DOCUMENT EXCERPT =>
Monday, June 7, 2010

A Potpourri of Garden Produce


Ok-this photo looks verrry strange. Jen, what is wrong with it?

This morning's harvest. Despite the blistering temperatures, my little garden bravely soldiers on! My production from last year is down, because of my poor, sick tomatoes but in the month of May I harvested:

10.3 lbs green beans
9.5 lbs zucchini
30 ears of very small corn
1.5 lb jalapenos
1 lb green chilis

Last year's May production was over 37 pounds~ I didn't divide up the poundage. This year we've decided to put the garden to bed in the next month. I'm going to put black plastic on the soil and sterilize it until September (average temps well over 100 degrees so I'm sure it will sterilize nicely!). I want to get rid of any bad "bugs" that attacked my tomatoes.

(Coordinate annotation records)
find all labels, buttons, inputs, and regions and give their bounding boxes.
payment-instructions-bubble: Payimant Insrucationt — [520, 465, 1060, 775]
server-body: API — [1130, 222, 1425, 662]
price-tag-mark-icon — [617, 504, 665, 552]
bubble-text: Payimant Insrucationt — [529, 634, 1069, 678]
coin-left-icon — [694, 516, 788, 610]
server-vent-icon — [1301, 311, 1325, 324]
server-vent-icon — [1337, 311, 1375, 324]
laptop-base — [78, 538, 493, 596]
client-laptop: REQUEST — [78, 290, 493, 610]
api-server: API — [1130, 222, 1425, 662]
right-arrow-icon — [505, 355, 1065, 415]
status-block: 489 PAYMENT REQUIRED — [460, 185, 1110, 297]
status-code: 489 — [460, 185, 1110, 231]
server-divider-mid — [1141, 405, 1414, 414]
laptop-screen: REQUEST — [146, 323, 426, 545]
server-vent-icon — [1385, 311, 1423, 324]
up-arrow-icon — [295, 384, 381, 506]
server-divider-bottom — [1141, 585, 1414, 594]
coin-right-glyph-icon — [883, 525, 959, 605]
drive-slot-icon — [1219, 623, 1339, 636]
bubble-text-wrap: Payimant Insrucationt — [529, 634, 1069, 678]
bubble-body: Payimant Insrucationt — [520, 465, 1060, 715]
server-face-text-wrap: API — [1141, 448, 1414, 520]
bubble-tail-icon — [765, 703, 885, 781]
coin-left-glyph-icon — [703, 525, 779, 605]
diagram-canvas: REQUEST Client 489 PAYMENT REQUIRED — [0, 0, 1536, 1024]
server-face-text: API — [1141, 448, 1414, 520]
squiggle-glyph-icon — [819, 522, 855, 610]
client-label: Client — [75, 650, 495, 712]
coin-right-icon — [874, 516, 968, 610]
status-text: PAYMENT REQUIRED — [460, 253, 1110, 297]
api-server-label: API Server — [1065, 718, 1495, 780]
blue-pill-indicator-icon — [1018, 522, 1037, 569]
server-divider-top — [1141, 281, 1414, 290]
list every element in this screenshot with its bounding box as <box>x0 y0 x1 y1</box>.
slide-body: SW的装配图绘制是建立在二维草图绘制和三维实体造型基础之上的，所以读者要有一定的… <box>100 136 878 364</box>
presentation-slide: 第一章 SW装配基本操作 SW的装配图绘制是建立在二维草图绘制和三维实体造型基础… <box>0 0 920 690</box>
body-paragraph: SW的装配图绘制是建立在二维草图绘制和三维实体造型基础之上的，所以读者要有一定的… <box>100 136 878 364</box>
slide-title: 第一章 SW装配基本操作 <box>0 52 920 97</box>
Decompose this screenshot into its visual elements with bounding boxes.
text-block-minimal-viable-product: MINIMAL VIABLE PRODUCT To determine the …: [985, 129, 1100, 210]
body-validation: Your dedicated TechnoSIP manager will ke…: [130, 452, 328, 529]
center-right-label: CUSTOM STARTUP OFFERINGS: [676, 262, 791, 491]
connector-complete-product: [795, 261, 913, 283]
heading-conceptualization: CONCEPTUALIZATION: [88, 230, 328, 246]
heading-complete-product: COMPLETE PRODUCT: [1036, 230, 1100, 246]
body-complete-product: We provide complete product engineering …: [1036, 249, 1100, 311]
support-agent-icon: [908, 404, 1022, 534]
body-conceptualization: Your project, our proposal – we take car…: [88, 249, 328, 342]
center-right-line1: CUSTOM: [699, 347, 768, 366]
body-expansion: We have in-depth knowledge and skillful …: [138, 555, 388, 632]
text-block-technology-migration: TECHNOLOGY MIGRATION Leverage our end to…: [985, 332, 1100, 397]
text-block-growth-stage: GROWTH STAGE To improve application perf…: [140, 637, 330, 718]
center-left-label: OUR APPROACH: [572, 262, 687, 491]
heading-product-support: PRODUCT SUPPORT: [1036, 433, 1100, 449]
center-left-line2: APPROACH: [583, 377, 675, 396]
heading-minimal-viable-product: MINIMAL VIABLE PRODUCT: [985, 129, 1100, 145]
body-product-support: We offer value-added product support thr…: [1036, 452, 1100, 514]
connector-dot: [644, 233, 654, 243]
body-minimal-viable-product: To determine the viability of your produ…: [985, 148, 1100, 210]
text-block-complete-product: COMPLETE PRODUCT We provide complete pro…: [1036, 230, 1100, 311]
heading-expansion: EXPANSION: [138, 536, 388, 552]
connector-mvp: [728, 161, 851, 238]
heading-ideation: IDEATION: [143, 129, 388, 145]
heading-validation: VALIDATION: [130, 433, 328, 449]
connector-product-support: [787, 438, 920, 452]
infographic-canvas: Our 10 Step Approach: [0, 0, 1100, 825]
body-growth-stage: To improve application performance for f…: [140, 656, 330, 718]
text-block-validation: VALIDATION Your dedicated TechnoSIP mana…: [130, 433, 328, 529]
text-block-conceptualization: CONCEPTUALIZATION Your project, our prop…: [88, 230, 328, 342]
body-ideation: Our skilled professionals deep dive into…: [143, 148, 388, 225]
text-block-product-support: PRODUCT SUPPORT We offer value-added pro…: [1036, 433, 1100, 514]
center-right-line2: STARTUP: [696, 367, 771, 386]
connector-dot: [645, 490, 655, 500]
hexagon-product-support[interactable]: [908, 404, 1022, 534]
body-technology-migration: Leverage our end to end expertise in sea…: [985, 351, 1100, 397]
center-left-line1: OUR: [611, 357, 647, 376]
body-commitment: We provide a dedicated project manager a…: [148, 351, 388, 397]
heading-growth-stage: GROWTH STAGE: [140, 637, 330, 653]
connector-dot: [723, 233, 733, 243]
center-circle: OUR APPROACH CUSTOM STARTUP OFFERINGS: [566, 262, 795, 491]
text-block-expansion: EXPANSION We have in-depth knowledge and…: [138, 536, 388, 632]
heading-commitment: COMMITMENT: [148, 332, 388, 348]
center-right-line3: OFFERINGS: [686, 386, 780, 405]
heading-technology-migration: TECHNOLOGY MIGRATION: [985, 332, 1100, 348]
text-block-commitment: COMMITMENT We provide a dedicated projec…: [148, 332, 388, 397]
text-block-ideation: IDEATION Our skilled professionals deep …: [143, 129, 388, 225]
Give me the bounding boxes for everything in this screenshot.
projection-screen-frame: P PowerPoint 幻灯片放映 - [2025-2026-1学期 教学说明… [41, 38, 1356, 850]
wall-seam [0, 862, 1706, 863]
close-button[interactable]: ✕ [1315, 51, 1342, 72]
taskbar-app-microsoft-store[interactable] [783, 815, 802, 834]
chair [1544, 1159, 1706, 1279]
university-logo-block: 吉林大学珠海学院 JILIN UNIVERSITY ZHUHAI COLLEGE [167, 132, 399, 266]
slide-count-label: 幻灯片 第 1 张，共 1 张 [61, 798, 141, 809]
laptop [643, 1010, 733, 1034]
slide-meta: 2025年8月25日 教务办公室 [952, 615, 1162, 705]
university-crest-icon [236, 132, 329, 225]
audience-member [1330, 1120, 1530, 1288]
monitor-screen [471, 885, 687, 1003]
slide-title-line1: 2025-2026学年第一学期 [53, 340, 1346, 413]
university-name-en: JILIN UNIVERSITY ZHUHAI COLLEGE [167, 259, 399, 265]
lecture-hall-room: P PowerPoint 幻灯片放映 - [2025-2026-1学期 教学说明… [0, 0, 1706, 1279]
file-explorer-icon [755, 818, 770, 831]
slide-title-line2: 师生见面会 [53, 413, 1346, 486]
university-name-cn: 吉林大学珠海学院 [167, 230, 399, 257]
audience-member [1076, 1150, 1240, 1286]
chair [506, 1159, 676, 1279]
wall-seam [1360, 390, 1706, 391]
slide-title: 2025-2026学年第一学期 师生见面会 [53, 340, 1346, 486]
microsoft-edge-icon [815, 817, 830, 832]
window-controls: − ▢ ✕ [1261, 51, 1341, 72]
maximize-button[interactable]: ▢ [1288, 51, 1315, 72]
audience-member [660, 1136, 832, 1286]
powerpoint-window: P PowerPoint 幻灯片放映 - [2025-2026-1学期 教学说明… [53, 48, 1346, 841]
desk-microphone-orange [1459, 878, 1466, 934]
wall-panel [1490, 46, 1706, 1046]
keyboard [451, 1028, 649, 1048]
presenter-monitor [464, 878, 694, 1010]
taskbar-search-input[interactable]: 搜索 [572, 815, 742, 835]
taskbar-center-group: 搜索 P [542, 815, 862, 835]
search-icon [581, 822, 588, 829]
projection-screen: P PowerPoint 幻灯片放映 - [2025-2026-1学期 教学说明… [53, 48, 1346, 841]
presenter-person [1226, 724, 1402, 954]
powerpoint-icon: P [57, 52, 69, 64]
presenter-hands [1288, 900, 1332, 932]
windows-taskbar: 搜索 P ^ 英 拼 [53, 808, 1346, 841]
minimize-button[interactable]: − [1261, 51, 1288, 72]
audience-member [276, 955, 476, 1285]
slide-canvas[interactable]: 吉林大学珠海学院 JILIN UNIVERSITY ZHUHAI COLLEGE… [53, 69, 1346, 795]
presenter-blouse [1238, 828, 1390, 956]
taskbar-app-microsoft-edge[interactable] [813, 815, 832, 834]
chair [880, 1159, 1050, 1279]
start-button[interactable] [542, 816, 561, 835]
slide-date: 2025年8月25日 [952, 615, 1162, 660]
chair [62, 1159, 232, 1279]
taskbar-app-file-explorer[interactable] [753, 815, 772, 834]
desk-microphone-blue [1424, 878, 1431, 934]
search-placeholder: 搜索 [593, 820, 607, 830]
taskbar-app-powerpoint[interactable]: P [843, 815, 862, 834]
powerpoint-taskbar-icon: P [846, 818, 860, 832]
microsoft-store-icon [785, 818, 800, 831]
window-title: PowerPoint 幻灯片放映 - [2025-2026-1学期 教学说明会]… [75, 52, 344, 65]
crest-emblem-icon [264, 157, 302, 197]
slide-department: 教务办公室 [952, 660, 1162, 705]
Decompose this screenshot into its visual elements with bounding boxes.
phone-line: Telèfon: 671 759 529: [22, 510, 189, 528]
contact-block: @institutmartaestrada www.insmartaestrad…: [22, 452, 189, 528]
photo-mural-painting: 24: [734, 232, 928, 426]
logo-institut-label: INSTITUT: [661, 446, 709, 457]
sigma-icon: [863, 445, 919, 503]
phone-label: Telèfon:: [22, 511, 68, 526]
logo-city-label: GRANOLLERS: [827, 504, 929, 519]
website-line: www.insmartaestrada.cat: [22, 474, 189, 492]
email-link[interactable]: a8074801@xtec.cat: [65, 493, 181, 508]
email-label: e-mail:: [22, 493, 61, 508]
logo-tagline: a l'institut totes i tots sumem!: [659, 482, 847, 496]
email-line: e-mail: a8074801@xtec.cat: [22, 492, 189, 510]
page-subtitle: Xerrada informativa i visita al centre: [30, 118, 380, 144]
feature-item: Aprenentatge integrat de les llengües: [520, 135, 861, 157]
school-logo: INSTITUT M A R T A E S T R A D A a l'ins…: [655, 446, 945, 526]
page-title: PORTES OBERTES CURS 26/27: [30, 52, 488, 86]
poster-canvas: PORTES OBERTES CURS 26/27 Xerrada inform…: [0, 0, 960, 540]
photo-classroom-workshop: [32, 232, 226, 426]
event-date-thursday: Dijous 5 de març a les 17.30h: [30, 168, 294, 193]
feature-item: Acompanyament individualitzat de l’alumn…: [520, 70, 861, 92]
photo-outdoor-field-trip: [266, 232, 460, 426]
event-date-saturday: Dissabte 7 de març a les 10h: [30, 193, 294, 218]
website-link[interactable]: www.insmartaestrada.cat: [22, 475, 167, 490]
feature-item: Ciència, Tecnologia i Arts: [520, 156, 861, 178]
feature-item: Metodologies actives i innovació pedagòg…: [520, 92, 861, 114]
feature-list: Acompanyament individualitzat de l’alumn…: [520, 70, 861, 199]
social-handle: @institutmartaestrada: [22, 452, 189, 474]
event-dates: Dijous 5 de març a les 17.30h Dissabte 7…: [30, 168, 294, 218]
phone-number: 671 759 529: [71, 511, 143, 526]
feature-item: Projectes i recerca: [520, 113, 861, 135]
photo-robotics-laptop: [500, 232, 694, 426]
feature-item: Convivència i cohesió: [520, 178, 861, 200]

WHAT YOU HAVE TO DO => Continue the garden harvest blog post above, starting right after its last sentence.

EXERCISE RESULT =>
The good news is that we have bees again. Two years ago we had a swarm of Africanized bees in our neighbor's yard and we had to have them exterminated. I think bees have a good "memory" because last year I didn't see very many, so we had a low production of squash and cucumbers, melons...none. But they are back this year merrily buzzing away and fertilizing the zucchini, melon and cukes. Everytime I go out there, I say, "I'm friendly, I'm friendly, I like bees, " so that they won't get me!

So there's good and bad this year. I've got 14 quart-sized ziplock bags full of green beans in my freezer so far and I'm feeling smugly self-sufficient at this point......ha.....it will last two weeks with green beans every day....But I'm not going to get any juicy, beautiful red tomatoes, just a few yellow pears that are hanging in there.

So I'm now surfing blogs and salivating over their gardens and will do so until next fall when the fun begins again!

1 comment:

Kerin said...

Oh, I love the produce from your garden!!!
Be it ever so humble....it's still fresh and yummy !!
I'm sure that you will be able to get your bed sterilized with the blistering heat and black plastic!!
Our teeny-tiny squash plants are just barely starting to poke through the soil. Can't wait for harvest time :)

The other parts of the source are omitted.